# Job
Skip every picture and transcribe the remaining material exactly.

# Provided records
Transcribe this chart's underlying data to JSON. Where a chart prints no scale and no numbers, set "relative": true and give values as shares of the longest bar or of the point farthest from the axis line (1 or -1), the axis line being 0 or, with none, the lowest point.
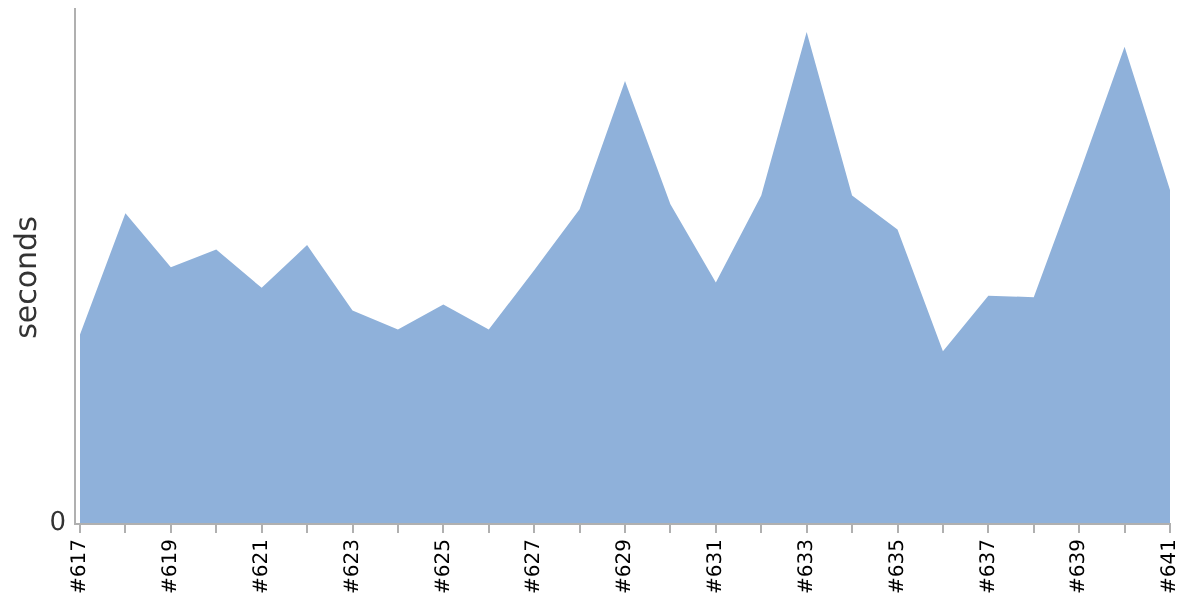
{
  "chart_data": {
    "type": "area",
    "ylabel": "seconds",
    "relative": true,
    "annotations": [
      "0"
    ],
    "categories": [
      "#617",
      null,
      "#619",
      null,
      "#621",
      null,
      "#623",
      null,
      "#625",
      null,
      "#627",
      null,
      "#629",
      null,
      "#631",
      null,
      "#633",
      null,
      "#635",
      null,
      "#637",
      null,
      "#639",
      null,
      "#641"
    ],
    "series": [
      {
        "color": "#8fb1da",
        "values": [
          0.384,
          0.631,
          0.521,
          0.557,
          0.479,
          0.566,
          0.433,
          0.394,
          0.445,
          0.394,
          0.515,
          0.639,
          0.9,
          0.649,
          0.49,
          0.667,
          1,
          0.667,
          0.598,
          0.35,
          0.463,
          0.46,
          0.711,
          0.97,
          0.678
        ]
      }
    ],
    "grid": false,
    "legend": false,
    "marker": "none"
  }
}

# Output for this exercise
Transcribe this chart's underlying data to JSON. Where a chart prints no scale and no numbers, set "relative": true and give values as shares of the longest bar or of the point farthest from the axis line (1 or -1), the axis line being 0 or, with none, the lowest point.
{
  "chart_data": {
    "type": "area",
    "ylabel": "seconds",
    "relative": true,
    "annotations": [
      "0"
    ],
    "categories": [
      "#617",
      null,
      "#619",
      null,
      "#621",
      null,
      "#623",
      null,
      "#625",
      null,
      "#627",
      null,
      "#629",
      null,
      "#631",
      null,
      "#633",
      null,
      "#635",
      null,
      "#637",
      null,
      "#639",
      null,
      "#641"
    ],
    "series": [
      {
        "color": "#8fb1da",
        "values": [
          0.384,
          0.631,
          0.521,
          0.557,
          0.479,
          0.566,
          0.433,
          0.394,
          0.445,
          0.394,
          0.515,
          0.639,
          0.9,
          0.649,
          0.49,
          0.667,
          1,
          0.667,
          0.598,
          0.35,
          0.463,
          0.46,
          0.711,
          0.97,
          0.678
        ]
      }
    ],
    "grid": false,
    "legend": false,
    "marker": "none"
  }
}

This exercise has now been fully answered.